- _What is being asked_
A single number is the answer here: how many lines of the entries contain "price"?

Stored items from a collection
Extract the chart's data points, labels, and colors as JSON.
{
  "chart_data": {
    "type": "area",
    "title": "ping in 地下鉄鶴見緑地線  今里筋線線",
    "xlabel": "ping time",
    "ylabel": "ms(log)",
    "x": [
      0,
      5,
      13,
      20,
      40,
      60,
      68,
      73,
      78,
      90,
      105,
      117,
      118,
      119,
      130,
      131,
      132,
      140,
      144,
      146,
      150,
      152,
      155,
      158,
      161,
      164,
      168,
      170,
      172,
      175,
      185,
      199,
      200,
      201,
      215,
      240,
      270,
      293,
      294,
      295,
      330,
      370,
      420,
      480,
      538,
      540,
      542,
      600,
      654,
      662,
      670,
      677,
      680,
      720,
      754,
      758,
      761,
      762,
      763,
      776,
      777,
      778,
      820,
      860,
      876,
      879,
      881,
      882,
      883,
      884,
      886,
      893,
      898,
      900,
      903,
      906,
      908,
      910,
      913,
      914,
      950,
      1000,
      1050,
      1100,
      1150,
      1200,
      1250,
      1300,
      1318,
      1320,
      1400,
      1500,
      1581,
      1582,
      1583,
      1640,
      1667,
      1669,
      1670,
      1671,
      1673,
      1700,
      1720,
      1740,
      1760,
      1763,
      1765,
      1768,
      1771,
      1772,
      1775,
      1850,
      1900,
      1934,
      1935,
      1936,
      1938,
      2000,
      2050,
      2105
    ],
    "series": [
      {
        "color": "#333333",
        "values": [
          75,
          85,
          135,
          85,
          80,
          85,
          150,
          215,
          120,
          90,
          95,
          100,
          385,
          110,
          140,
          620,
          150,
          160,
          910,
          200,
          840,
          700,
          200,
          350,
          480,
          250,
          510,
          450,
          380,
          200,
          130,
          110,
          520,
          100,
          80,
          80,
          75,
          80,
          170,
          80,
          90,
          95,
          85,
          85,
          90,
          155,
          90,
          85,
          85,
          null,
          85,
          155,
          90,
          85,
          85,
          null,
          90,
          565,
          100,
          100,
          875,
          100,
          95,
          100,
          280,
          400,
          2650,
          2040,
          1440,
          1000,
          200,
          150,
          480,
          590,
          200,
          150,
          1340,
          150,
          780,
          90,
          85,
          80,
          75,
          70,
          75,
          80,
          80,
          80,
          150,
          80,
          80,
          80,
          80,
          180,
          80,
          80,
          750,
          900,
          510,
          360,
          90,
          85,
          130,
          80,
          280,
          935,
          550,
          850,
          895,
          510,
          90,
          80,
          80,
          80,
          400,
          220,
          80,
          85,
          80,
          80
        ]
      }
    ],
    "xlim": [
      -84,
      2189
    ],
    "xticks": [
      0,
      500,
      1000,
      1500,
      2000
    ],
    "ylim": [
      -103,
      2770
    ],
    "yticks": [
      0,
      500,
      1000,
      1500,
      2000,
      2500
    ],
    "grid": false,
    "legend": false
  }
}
...
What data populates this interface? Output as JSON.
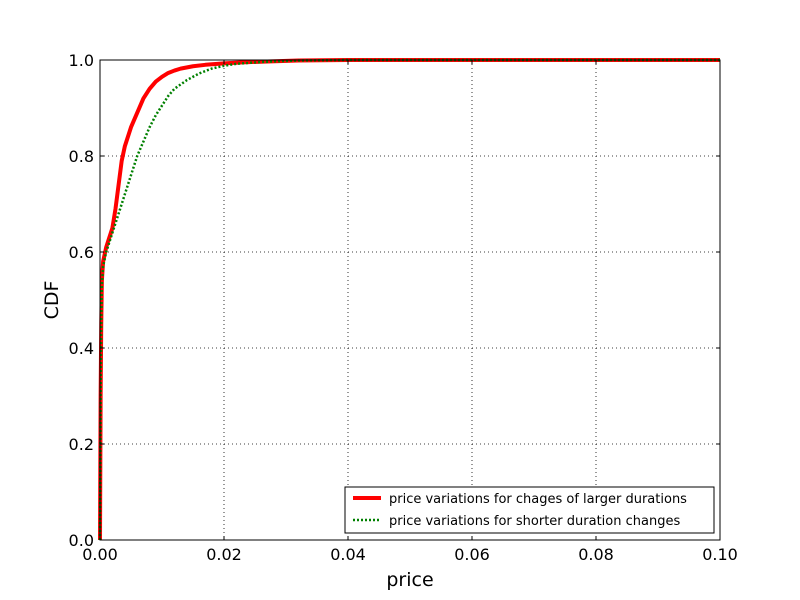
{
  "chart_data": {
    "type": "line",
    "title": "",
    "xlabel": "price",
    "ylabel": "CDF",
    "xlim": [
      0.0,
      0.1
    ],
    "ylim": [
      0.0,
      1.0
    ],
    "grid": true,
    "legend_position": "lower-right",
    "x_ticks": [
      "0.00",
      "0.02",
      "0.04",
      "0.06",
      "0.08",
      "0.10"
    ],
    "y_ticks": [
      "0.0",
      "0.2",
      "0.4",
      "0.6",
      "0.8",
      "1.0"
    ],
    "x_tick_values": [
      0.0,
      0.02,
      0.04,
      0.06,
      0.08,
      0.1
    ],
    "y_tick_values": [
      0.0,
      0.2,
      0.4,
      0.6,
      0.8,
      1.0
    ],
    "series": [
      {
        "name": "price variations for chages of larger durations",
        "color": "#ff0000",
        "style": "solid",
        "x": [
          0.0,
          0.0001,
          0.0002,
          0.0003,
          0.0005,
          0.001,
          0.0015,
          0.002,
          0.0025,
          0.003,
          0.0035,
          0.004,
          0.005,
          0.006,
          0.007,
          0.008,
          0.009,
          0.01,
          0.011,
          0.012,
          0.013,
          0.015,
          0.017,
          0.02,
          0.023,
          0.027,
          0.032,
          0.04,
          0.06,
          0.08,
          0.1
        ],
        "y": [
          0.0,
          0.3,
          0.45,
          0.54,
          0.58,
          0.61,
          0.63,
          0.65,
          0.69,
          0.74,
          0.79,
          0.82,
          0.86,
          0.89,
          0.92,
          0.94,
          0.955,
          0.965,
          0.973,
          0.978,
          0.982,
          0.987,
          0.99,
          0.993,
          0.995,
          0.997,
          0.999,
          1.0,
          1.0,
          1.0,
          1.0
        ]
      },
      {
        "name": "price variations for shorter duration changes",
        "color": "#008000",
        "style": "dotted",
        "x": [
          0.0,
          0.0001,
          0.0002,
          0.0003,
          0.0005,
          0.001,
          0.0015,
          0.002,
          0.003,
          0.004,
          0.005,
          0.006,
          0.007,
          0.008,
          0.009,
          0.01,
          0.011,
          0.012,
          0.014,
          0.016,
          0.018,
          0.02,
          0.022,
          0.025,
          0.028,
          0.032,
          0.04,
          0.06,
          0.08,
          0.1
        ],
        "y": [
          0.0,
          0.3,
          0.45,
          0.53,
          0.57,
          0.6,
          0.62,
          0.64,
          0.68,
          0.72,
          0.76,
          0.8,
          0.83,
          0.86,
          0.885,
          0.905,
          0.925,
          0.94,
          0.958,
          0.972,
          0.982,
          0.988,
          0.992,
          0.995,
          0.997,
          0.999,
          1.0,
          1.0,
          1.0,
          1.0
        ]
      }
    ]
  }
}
---
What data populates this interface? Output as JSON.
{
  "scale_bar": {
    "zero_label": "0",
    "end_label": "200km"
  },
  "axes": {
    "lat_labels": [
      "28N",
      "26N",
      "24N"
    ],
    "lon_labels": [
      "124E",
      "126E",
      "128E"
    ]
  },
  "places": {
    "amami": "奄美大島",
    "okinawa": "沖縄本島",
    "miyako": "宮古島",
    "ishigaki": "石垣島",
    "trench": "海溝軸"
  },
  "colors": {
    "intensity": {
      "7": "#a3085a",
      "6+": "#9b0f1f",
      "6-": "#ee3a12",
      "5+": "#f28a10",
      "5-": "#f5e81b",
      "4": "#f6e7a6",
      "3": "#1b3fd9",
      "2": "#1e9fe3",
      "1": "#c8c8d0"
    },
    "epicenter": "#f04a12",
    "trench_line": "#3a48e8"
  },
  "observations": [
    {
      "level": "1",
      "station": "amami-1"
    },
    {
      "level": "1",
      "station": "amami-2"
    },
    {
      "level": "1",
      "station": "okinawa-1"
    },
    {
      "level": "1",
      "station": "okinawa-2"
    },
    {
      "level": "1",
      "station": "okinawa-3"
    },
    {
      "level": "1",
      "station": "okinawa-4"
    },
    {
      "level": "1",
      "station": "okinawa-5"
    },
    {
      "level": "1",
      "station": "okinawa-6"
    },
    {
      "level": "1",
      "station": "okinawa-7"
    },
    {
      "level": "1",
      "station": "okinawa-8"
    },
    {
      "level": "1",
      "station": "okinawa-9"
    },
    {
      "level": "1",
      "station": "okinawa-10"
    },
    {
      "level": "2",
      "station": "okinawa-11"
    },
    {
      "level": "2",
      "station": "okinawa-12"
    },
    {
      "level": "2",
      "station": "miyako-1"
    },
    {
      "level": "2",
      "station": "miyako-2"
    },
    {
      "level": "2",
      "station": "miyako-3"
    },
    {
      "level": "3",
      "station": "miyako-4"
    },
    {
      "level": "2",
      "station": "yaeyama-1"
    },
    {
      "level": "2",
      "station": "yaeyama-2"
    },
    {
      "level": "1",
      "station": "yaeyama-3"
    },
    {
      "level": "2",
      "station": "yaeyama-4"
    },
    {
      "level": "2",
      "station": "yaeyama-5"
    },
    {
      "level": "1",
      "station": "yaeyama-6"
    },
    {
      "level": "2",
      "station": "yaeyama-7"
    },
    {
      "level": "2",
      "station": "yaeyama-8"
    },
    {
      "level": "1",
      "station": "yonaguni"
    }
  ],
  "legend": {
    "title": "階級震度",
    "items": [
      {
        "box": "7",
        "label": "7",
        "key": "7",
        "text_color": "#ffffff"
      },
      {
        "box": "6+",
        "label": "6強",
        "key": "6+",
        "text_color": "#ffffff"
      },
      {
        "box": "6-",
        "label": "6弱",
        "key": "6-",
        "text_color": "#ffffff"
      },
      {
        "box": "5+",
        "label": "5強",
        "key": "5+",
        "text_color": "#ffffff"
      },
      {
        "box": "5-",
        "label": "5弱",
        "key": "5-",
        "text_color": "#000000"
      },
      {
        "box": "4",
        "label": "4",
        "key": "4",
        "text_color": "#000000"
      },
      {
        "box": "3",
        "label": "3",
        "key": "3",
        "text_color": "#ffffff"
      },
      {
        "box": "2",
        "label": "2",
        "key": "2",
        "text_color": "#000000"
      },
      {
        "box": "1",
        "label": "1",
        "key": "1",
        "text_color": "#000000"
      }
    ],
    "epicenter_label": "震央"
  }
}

- _Output of the exercise_
3